# [Extracted material]
☆ ☆ ☆ ☆

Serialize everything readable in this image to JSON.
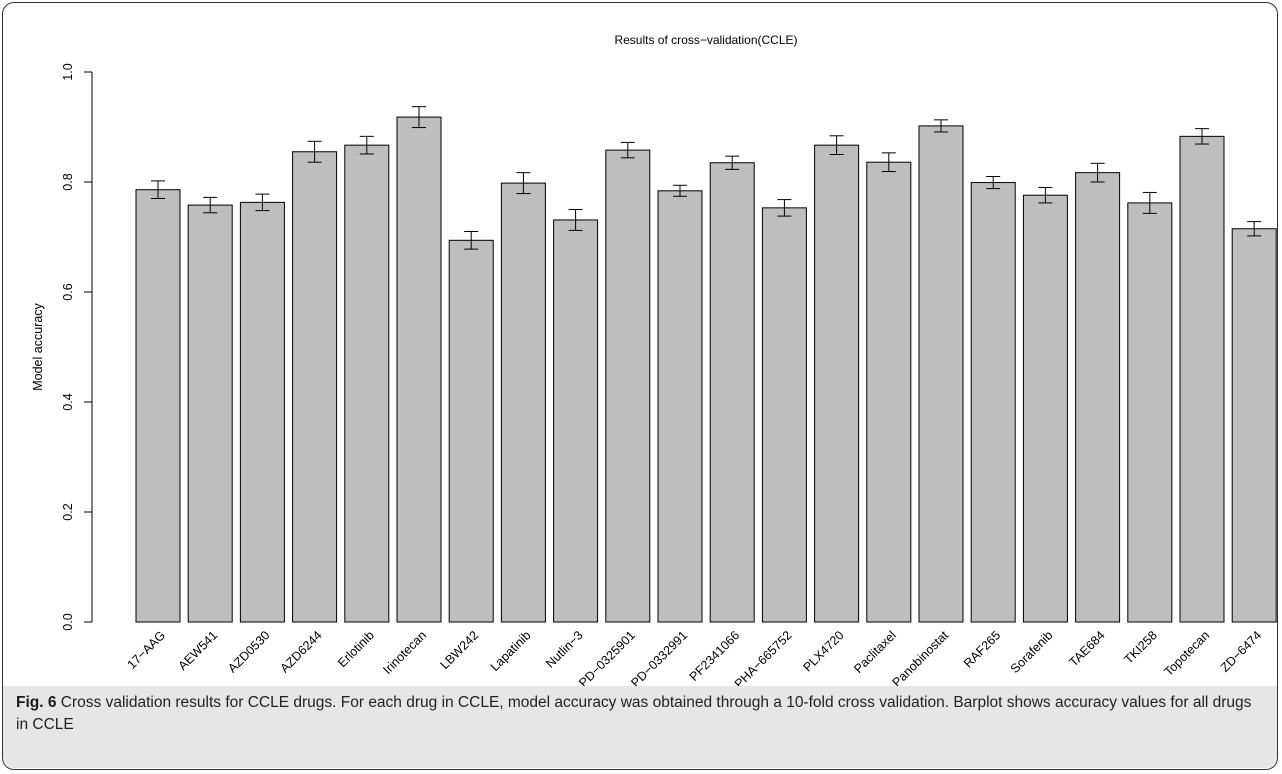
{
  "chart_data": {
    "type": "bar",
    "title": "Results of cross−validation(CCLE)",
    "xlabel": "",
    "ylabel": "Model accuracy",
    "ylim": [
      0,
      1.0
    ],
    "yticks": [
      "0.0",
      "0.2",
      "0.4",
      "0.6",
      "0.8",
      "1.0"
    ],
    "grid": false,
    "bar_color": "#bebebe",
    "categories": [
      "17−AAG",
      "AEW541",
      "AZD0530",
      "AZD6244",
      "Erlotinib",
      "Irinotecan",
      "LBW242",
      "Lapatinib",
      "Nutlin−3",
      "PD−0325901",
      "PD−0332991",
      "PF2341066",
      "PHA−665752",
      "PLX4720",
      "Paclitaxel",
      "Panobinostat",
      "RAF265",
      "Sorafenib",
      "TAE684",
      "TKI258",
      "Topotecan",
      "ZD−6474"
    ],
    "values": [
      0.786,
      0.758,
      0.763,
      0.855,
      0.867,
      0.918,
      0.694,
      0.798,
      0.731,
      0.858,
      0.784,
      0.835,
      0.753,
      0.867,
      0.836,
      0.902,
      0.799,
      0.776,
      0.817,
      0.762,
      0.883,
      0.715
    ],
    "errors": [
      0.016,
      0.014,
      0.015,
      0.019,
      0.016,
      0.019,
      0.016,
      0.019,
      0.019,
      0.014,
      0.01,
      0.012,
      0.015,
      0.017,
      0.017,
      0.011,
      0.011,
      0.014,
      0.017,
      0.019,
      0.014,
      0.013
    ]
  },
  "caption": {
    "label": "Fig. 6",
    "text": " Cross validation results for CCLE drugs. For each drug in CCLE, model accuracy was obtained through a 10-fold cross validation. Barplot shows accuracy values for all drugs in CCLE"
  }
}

☆ ☆ ☆ ☆

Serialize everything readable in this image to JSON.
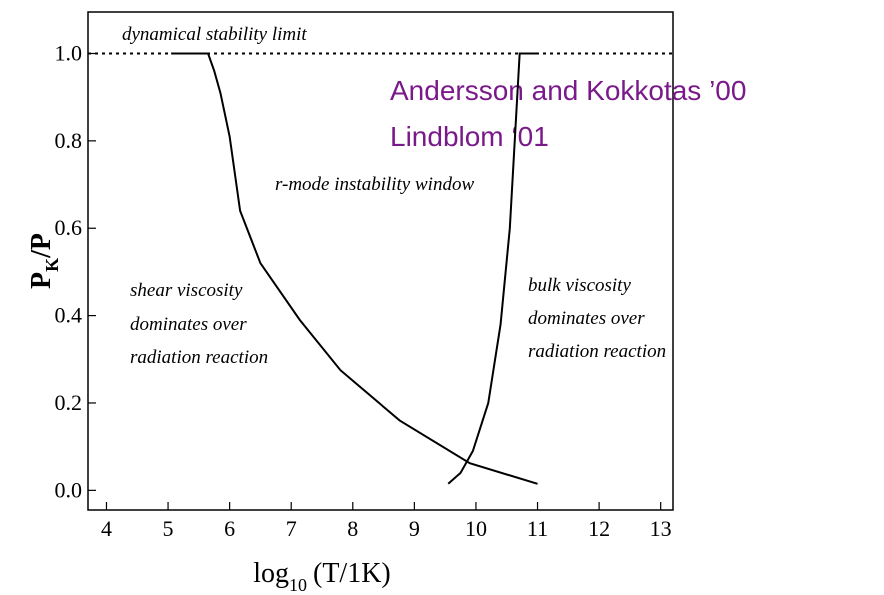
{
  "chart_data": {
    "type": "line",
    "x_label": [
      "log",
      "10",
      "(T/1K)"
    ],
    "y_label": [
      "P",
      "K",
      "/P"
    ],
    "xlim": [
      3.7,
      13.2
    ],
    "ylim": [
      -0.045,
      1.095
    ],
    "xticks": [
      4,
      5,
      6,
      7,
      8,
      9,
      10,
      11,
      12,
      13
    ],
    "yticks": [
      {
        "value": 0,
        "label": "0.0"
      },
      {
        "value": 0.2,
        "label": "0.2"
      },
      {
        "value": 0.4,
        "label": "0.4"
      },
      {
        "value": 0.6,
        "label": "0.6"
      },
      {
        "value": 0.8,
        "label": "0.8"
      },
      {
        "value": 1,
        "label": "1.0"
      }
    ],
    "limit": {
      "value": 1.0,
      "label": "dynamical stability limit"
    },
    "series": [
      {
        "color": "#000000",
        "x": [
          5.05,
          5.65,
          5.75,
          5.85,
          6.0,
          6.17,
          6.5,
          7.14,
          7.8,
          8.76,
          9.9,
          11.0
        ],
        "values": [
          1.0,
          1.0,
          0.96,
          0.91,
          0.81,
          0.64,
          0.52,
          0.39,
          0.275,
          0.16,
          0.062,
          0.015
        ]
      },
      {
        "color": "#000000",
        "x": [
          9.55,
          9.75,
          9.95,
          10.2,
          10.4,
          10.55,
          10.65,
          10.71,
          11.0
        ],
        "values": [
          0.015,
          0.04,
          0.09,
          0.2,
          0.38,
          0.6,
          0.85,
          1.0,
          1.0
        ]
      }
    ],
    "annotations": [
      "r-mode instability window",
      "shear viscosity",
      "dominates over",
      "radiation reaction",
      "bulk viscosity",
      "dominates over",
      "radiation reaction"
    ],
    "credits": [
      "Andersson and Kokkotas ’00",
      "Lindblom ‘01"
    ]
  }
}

☆ ☆ ☆ ☆

Search the records for the string "accuracy" and return every line in which it occurs.

    "ylabel": "Model accuracy",
    "text": " Cross validation results for CCLE drugs. For each drug in CCLE, model accuracy was obtained through a 10-fold cross validation. Barplot shows accuracy values for all drugs in CCLE"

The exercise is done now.